Begin Records shown
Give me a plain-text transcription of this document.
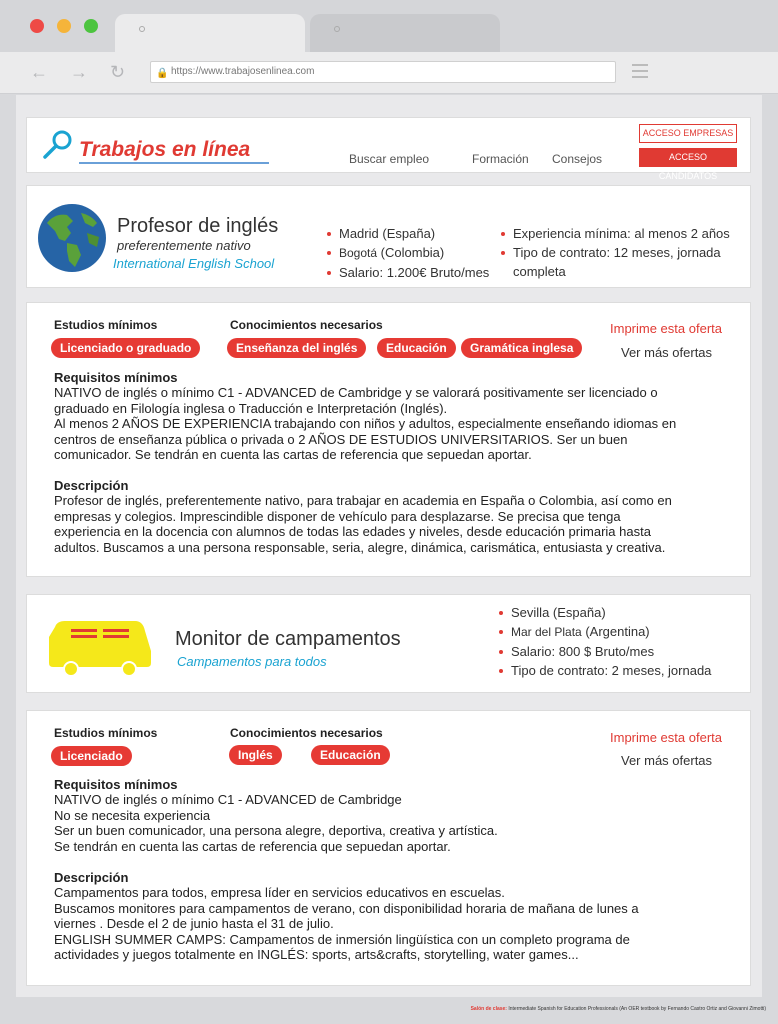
← → ↻	🔒 https://www.trabajosenlinea.com
Trabajos en línea	Buscar empleo	Formación Consejos
ACCESO EMPRESAS
ACCESO CANDIDATOS
Profesor de inglés
preferentemente nativo
International English School
Madrid (España)
Bogotá (Colombia)
Salario: 1.200€ Bruto/mes
Experiencia mínima: al menos 2 años
Tipo de contrato: 12 meses, jornada
completa
Estudios mínimos	Conocimientos necesarios
Licenciado o graduado	Enseñanza del inglés	Educación	Gramática inglesa
Imprime esta oferta
Ver más ofertas
Requisitos mínimos
NATIVO de inglés o mínimo C1 - ADVANCED de Cambridge y se valorará positivamente ser licenciado o
graduado en Filología inglesa o Traducción e Interpretación (Inglés).
Al menos 2 AÑOS DE EXPERIENCIA trabajando con niños y adultos, especialmente enseñando idiomas en
centros de enseñanza pública o privada o 2 AÑOS DE ESTUDIOS UNIVERSITARIOS. Ser un buen
comunicador. Se tendrán en cuenta las cartas de referencia que sepuedan aportar.
Descripción
Profesor de inglés, preferentemente nativo, para trabajar en academia en España o Colombia, así como en
empresas y colegios. Imprescindible disponer de vehículo para desplazarse. Se precisa que tenga
experiencia en la docencia con alumnos de todas las edades y niveles, desde educación primaria hasta
adultos. Buscamos a una persona responsable, seria, alegre, dinámica, carismática, entusiasta y creativa.
Monitor de campamentos
Campamentos para todos
Sevilla (España)
Mar del Plata (Argentina)
Salario: 800 $ Bruto/mes
Tipo de contrato: 2 meses, jornada
Estudios mínimos	Conocimientos necesarios
Licenciado	Inglés	Educación
Imprime esta oferta
Ver más ofertas
Requisitos mínimos
NATIVO de inglés o mínimo C1 - ADVANCED de Cambridge
No se necesita experiencia
Ser un buen comunicador, una persona alegre, deportiva, creativa y artística.
Se tendrán en cuenta las cartas de referencia que sepuedan aportar.
Descripción
Campamentos para todos, empresa líder en servicios educativos en escuelas.
Buscamos monitores para campamentos de verano, con disponibilidad horaria de mañana de lunes a
viernes . Desde el 2 de junio hasta el 31 de julio.
ENGLISH SUMMER CAMPS: Campamentos de inmersión lingüística con un completo programa de
actividades y juegos totalmente en INGLÉS: sports, arts&crafts, storytelling, water games...
Salón de clase: Intermediate Spanish for Education Professionals (An OER textbook by Fernando Castro Ortiz and Giovanni Zimotti)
End Records shown
- [Given instruction]
Give every line of the material that includes the string "preferentemente".

- [Final answer]
preferentemente nativo
Profesor de inglés, preferentemente nativo, para trabajar en academia en España o Colombia, así como en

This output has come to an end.